▸ SET EXERCISE:
Transcribe the listing below without changes, starting at the line that contains "legend-swatch-catholic xyxy=(282,73,295,86)" and ending after the line that contains "legend-swatch-independent xyxy=(178,73,191,86)".

▸ DATA SECTION:
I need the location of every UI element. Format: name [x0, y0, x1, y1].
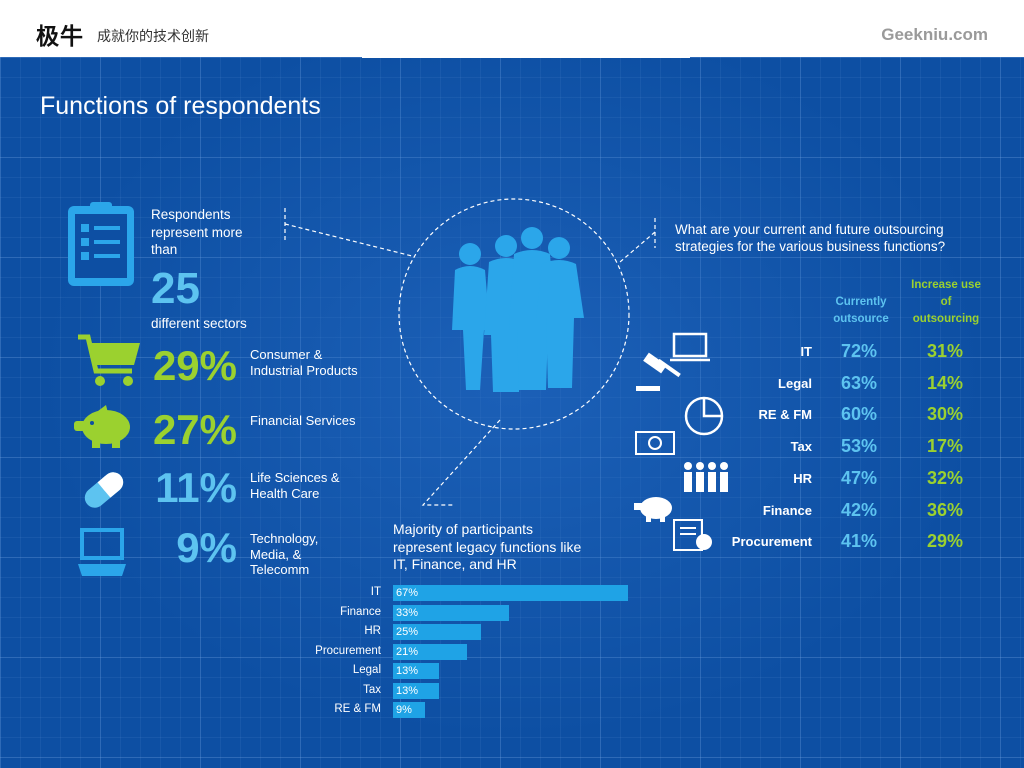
bar-2: 25%	[393, 624, 481, 640]
bar-4: 13%	[393, 663, 439, 679]
increase-value-5: 36%	[927, 499, 964, 520]
bar-0: 67%	[393, 585, 628, 601]
brand-slogan: 成就你的技术创新	[97, 28, 209, 44]
bar-label-5: Tax	[363, 683, 381, 696]
piggy-bank-icon	[74, 405, 130, 448]
bar-label-6: RE & FM	[334, 703, 381, 715]
bar-chart-caption: Majority of participants represent legac…	[393, 521, 582, 572]
laptop-icon	[78, 528, 126, 576]
header: 极牛 成就你的技术创新 Geekniu.com	[0, 0, 1024, 57]
bar-value-0: 67%	[396, 587, 419, 599]
intro-text: Respondents represent more than	[151, 207, 243, 257]
function-icons-cluster	[634, 332, 728, 551]
increase-value-4: 32%	[927, 467, 964, 488]
laptop-icon	[670, 332, 710, 362]
increase-value-1: 14%	[927, 372, 964, 393]
current-value-1: 63%	[841, 372, 878, 393]
sector-pct-consumer: 29%	[152, 342, 237, 389]
bar-6: 9%	[393, 702, 425, 718]
current-value-0: 72%	[841, 341, 878, 361]
gavel-icon	[636, 352, 681, 391]
bar-label-3: Procurement	[315, 644, 381, 657]
sector-pct-technology: 9%	[176, 524, 237, 571]
connector-right	[619, 218, 656, 263]
bar-value-1: 33%	[396, 606, 419, 619]
current-value-5: 42%	[841, 499, 878, 520]
sector-pct-financial: 27%	[152, 406, 237, 453]
sector-label-lifesciences: Life Sciences & Health Care	[250, 470, 340, 501]
current-value-3: 53%	[841, 436, 878, 457]
bar-value-6: 9%	[396, 704, 412, 716]
current-value-2: 60%	[841, 404, 878, 425]
increase-value-3: 17%	[927, 436, 964, 457]
function-label-0: IT	[800, 344, 812, 359]
bar-label-4: Legal	[352, 664, 381, 676]
connector-bottom	[421, 419, 501, 506]
shopping-cart-icon	[78, 334, 140, 386]
pill-icon	[84, 472, 124, 508]
bar-label-0: IT	[370, 586, 381, 598]
bar-label-1: Finance	[340, 605, 381, 618]
people-group-icon	[684, 462, 728, 492]
bar-label-2: HR	[364, 625, 381, 637]
outsourcing-question: What are your current and future outsour…	[675, 222, 946, 254]
checklist-icon	[673, 519, 712, 551]
pie-chart-icon	[684, 396, 724, 436]
function-label-3: Tax	[790, 439, 812, 455]
page-title: Functions of respondents	[40, 92, 321, 120]
bar-value-3: 21%	[396, 645, 419, 658]
blueprint-background	[0, 57, 1024, 768]
increase-value-2: 30%	[927, 404, 964, 425]
current-value-4: 47%	[841, 467, 878, 488]
increase-value-6: 29%	[927, 531, 964, 552]
function-label-5: Finance	[762, 502, 812, 518]
function-label-4: HR	[793, 470, 812, 486]
bar-value-4: 13%	[396, 665, 419, 677]
site-name[interactable]: Geekniu.com	[881, 25, 988, 44]
dashed-circle	[398, 198, 630, 430]
column-header-increase: Increase use of outsourcing	[911, 279, 981, 325]
sector-label-financial: Financial Services	[250, 413, 356, 428]
bar-1: 33%	[393, 604, 509, 621]
business-people-icon	[452, 227, 584, 392]
top-accent-bar	[362, 54, 690, 58]
intro-subtext: different sectors	[151, 316, 247, 331]
bar-value-5: 13%	[396, 684, 419, 697]
brand-logo[interactable]: 极牛	[36, 23, 84, 49]
column-header-current: Currently outsource	[833, 296, 889, 325]
increase-value-0: 31%	[927, 341, 964, 361]
function-label-1: Legal	[778, 375, 812, 391]
function-label-6: Procurement	[731, 534, 812, 550]
bar-value-2: 25%	[396, 626, 419, 638]
bar-5: 13%	[393, 682, 439, 699]
piggy-bank-icon	[634, 497, 672, 522]
clipboard-checklist-icon	[68, 202, 134, 286]
current-value-6: 41%	[841, 531, 878, 552]
sector-label-technology: Technology, Media, & Telecomm	[250, 531, 319, 577]
connector-left	[284, 208, 413, 257]
sector-pct-lifesciences: 11%	[155, 464, 237, 511]
intro-number: 25	[151, 264, 200, 313]
bar-3: 21%	[393, 643, 467, 660]
money-icon	[635, 431, 675, 455]
sector-label-consumer: Consumer & Industrial Products	[250, 347, 358, 378]
function-label-2: RE & FM	[758, 407, 812, 423]
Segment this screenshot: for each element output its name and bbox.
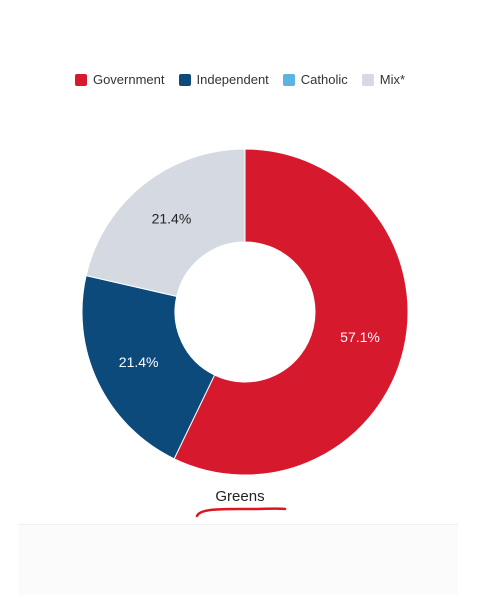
legend-swatch-catholic xyxy=(282,73,295,86)
chart-title: Greens xyxy=(215,488,265,505)
legend-label-mix: Mix* xyxy=(379,72,406,87)
legend-item-government[interactable]: Government xyxy=(74,72,165,87)
slice-label-government: 57.1% xyxy=(340,329,380,345)
legend-item-independent[interactable]: Independent xyxy=(178,72,269,87)
slice-government[interactable] xyxy=(173,148,409,476)
slice-mix[interactable] xyxy=(85,148,246,297)
legend-swatch-independent xyxy=(178,73,191,86)
legend-swatch-mix xyxy=(361,73,374,86)
bottom-panel xyxy=(18,524,458,595)
slice-label-mix: 21.4% xyxy=(152,210,192,226)
slice-label-independent: 21.4% xyxy=(119,354,159,370)
legend-label-independent: Independent xyxy=(196,72,269,87)
chart-legend: Government Independent Catholic Mix* xyxy=(0,72,480,87)
legend-item-catholic[interactable]: Catholic xyxy=(282,72,348,87)
legend-label-catholic: Catholic xyxy=(300,72,348,87)
legend-item-mix[interactable]: Mix* xyxy=(361,72,406,87)
underline-stroke xyxy=(195,507,287,518)
legend-swatch-government xyxy=(74,73,87,86)
legend-label-government: Government xyxy=(92,72,165,87)
slice-independent[interactable] xyxy=(81,275,216,460)
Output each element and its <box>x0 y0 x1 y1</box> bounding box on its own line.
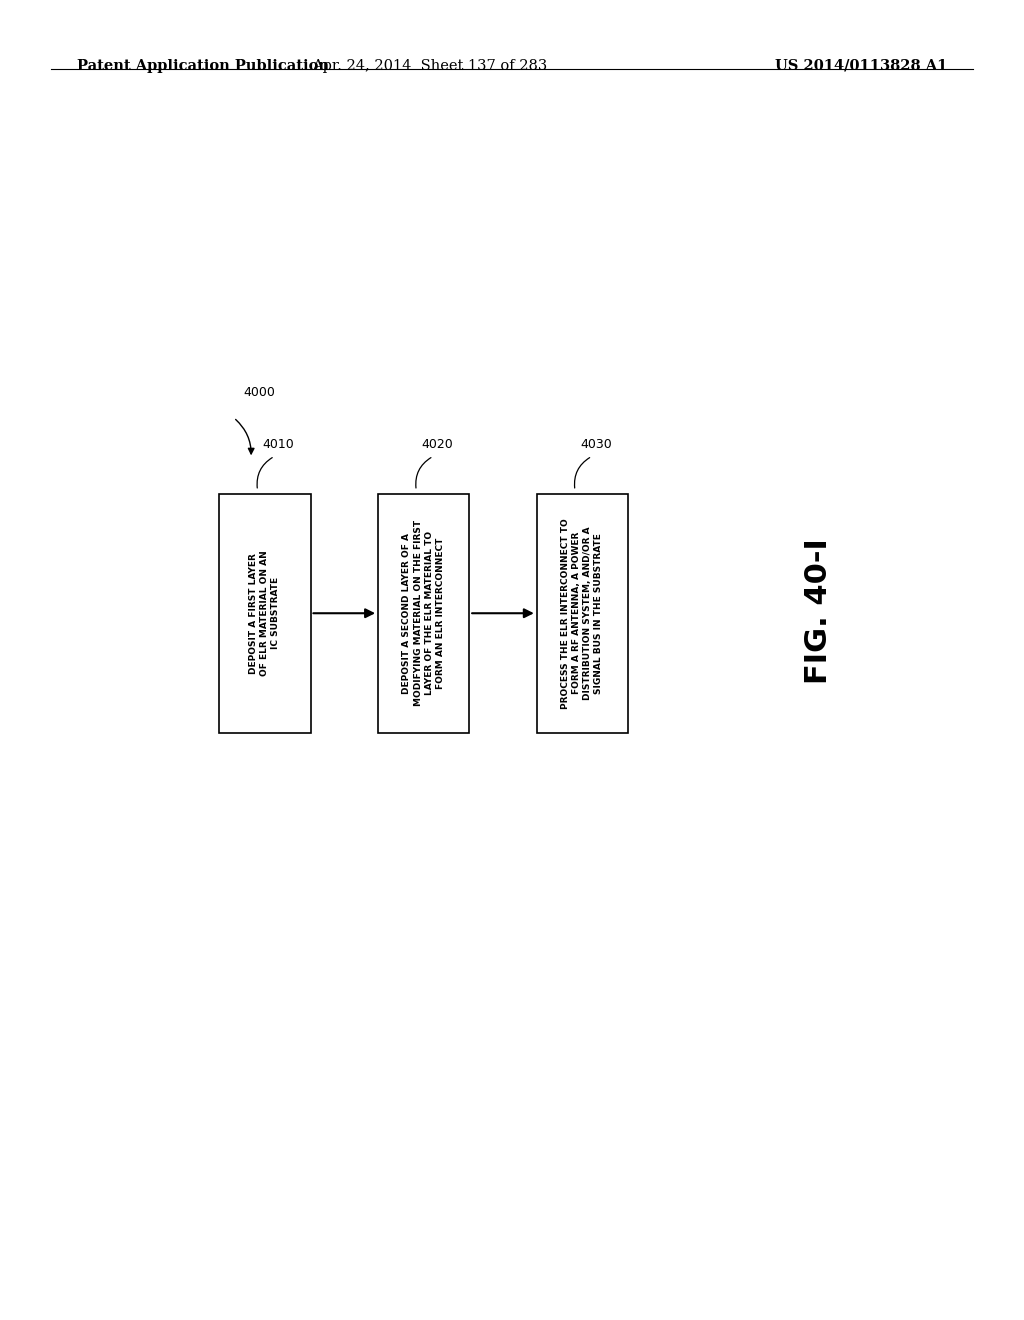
Text: PROCESS THE ELR INTERCONNECT TO
FORM A RF ANTENNA, A POWER
DISTRIBUTION SYSTEM, : PROCESS THE ELR INTERCONNECT TO FORM A R… <box>561 517 603 709</box>
Text: 4030: 4030 <box>581 438 612 451</box>
Bar <box>378 494 469 733</box>
Bar <box>537 494 628 733</box>
Text: US 2014/0113828 A1: US 2014/0113828 A1 <box>775 58 947 73</box>
Text: DEPOSIT A FIRST LAYER
OF ELR MATERIAL ON AN
IC SUBSTRATE: DEPOSIT A FIRST LAYER OF ELR MATERIAL ON… <box>249 550 281 676</box>
Bar <box>219 494 310 733</box>
Text: Patent Application Publication: Patent Application Publication <box>77 58 329 73</box>
Text: 4000: 4000 <box>243 385 275 399</box>
Text: FIG. 40-I: FIG. 40-I <box>804 537 833 684</box>
Text: Apr. 24, 2014  Sheet 137 of 283: Apr. 24, 2014 Sheet 137 of 283 <box>312 58 548 73</box>
Text: 4010: 4010 <box>263 438 295 451</box>
Text: 4020: 4020 <box>422 438 454 451</box>
Text: DEPOSIT A SECOND LAYER OF A
MODIFYING MATERIAL ON THE FIRST
LAYER OF THE ELR MAT: DEPOSIT A SECOND LAYER OF A MODIFYING MA… <box>402 520 444 706</box>
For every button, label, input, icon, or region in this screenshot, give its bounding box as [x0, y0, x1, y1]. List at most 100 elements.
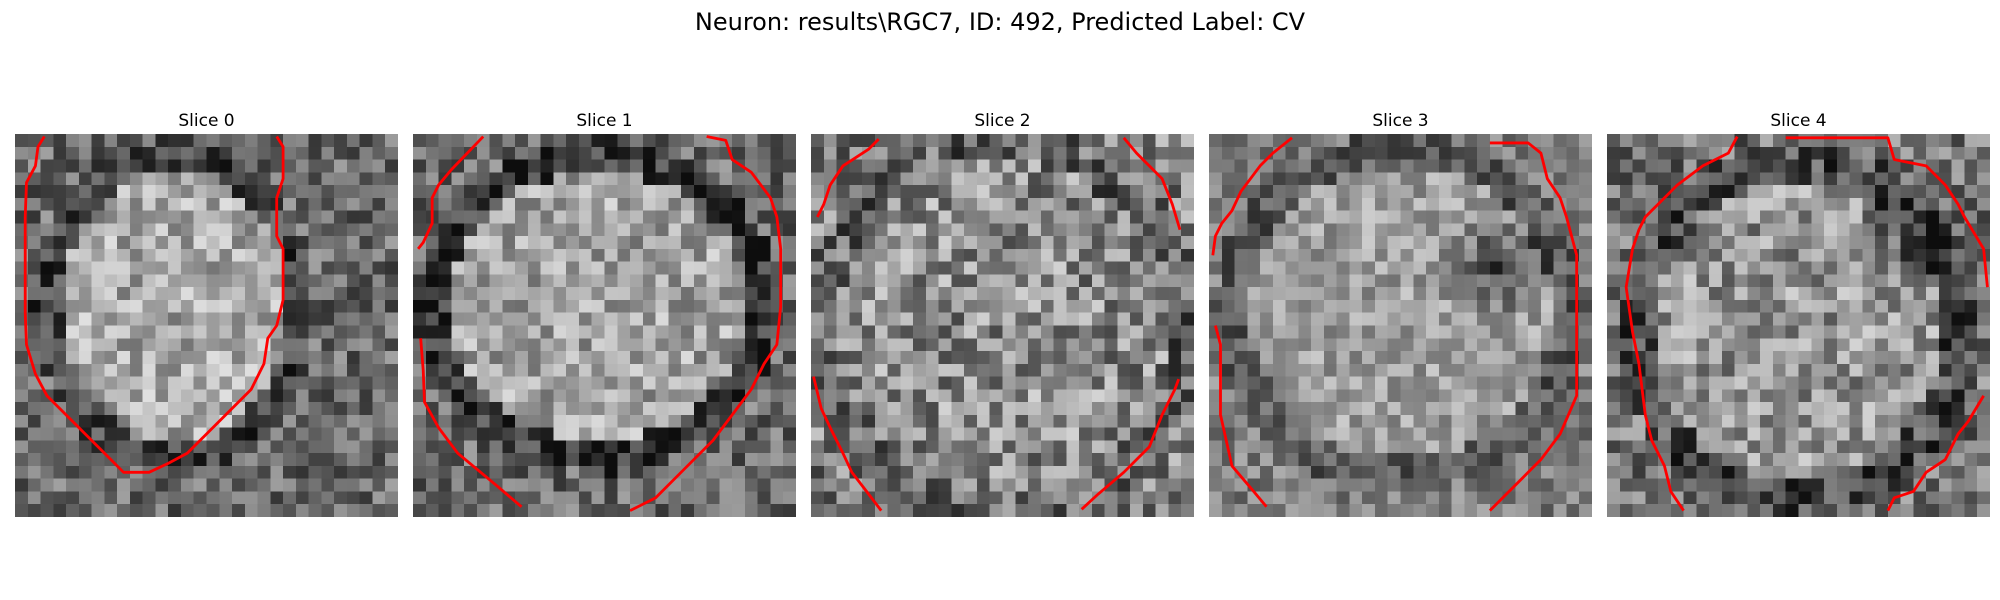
pixel: [1811, 262, 1824, 275]
pixel: [913, 185, 926, 198]
pixel: [1913, 440, 1926, 453]
pixel: [1696, 389, 1709, 402]
pixel: [270, 440, 283, 453]
pixel: [283, 428, 296, 441]
pixel: [783, 147, 796, 160]
pixel: [977, 223, 990, 236]
pixel: [104, 185, 117, 198]
pixel: [1247, 236, 1260, 249]
pixel: [900, 185, 913, 198]
pixel: [1298, 300, 1311, 313]
pixel: [1260, 134, 1273, 147]
pixel: [53, 415, 66, 428]
pixel: [1862, 440, 1875, 453]
pixel: [28, 185, 41, 198]
pixel: [1658, 377, 1671, 390]
pixel: [1168, 300, 1181, 313]
pixel: [951, 249, 964, 262]
pixel: [707, 440, 720, 453]
pixel: [1490, 160, 1503, 173]
pixel: [1671, 198, 1684, 211]
pixel: [1156, 313, 1169, 326]
pixel: [694, 147, 707, 160]
pixel: [1130, 211, 1143, 224]
pixel: [1799, 147, 1812, 160]
pixel: [849, 287, 862, 300]
pixel: [1181, 211, 1194, 224]
pixel: [1181, 262, 1194, 275]
pixel: [66, 223, 79, 236]
pixel: [837, 415, 850, 428]
pixel: [426, 300, 439, 313]
pixel: [1964, 364, 1977, 377]
pixel: [92, 287, 105, 300]
pixel: [681, 402, 694, 415]
pixel: [951, 428, 964, 441]
pixel: [104, 440, 117, 453]
pixel: [1799, 466, 1812, 479]
pixel: [668, 364, 681, 377]
pixel: [1875, 198, 1888, 211]
pixel: [1811, 415, 1824, 428]
pixel: [990, 274, 1003, 287]
pixel: [951, 453, 964, 466]
pixel: [888, 377, 901, 390]
pixel: [1015, 134, 1028, 147]
pixel: [1837, 236, 1850, 249]
pixel: [1028, 160, 1041, 173]
pixel: [207, 274, 220, 287]
pixel: [104, 402, 117, 415]
pixel: [1375, 198, 1388, 211]
pixel: [656, 223, 669, 236]
pixel: [592, 223, 605, 236]
pixel: [1515, 504, 1528, 517]
pixel: [426, 479, 439, 492]
pixel: [1181, 453, 1194, 466]
pixel: [181, 402, 194, 415]
pixel: [194, 185, 207, 198]
pixel: [360, 453, 373, 466]
pixel: [232, 440, 245, 453]
pixel: [1041, 287, 1054, 300]
pixel: [283, 223, 296, 236]
pixel: [1888, 274, 1901, 287]
pixel: [990, 300, 1003, 313]
pixel: [951, 223, 964, 236]
pixel: [1722, 185, 1735, 198]
pixel: [1337, 402, 1350, 415]
pixel: [1028, 440, 1041, 453]
pixel: [1375, 249, 1388, 262]
pixel: [900, 198, 913, 211]
pixel: [1939, 428, 1952, 441]
pixel: [79, 351, 92, 364]
pixel: [1607, 453, 1620, 466]
pixel: [1311, 479, 1324, 492]
pixel: [1786, 504, 1799, 517]
pixel: [1658, 440, 1671, 453]
pixel: [783, 172, 796, 185]
pixel: [28, 287, 41, 300]
pixel: [464, 313, 477, 326]
pixel: [1092, 198, 1105, 211]
pixel: [926, 249, 939, 262]
pixel: [1143, 415, 1156, 428]
pixel: [1413, 491, 1426, 504]
pixel: [334, 415, 347, 428]
pixel: [1337, 377, 1350, 390]
pixel: [439, 377, 452, 390]
pixel: [1235, 274, 1248, 287]
pixel: [347, 287, 360, 300]
pixel: [990, 504, 1003, 517]
pixel: [1260, 326, 1273, 339]
pixel: [1747, 479, 1760, 492]
pixel: [1286, 274, 1299, 287]
pixel: [1388, 198, 1401, 211]
pixel: [155, 211, 168, 224]
pixel: [1143, 223, 1156, 236]
pixel: [1311, 402, 1324, 415]
pixel: [862, 402, 875, 415]
pixel: [1926, 415, 1939, 428]
pixel: [245, 313, 258, 326]
pixel: [1464, 491, 1477, 504]
pixel: [155, 415, 168, 428]
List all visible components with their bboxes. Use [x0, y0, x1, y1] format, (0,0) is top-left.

▸ ANSWER TO THE EXERCISE:
legend-swatch-catholic xyxy=(282,73,295,86)
chart-title: Greens xyxy=(215,488,265,505)
legend-label-mix: Mix* xyxy=(379,72,406,87)
legend-item-government[interactable]: Government xyxy=(74,72,165,87)
slice-label-government: 57.1% xyxy=(340,329,380,345)
legend-item-independent[interactable]: Independent xyxy=(178,72,269,87)
slice-government[interactable] xyxy=(173,148,409,476)
slice-mix[interactable] xyxy=(85,148,246,297)
legend-swatch-independent xyxy=(178,73,191,86)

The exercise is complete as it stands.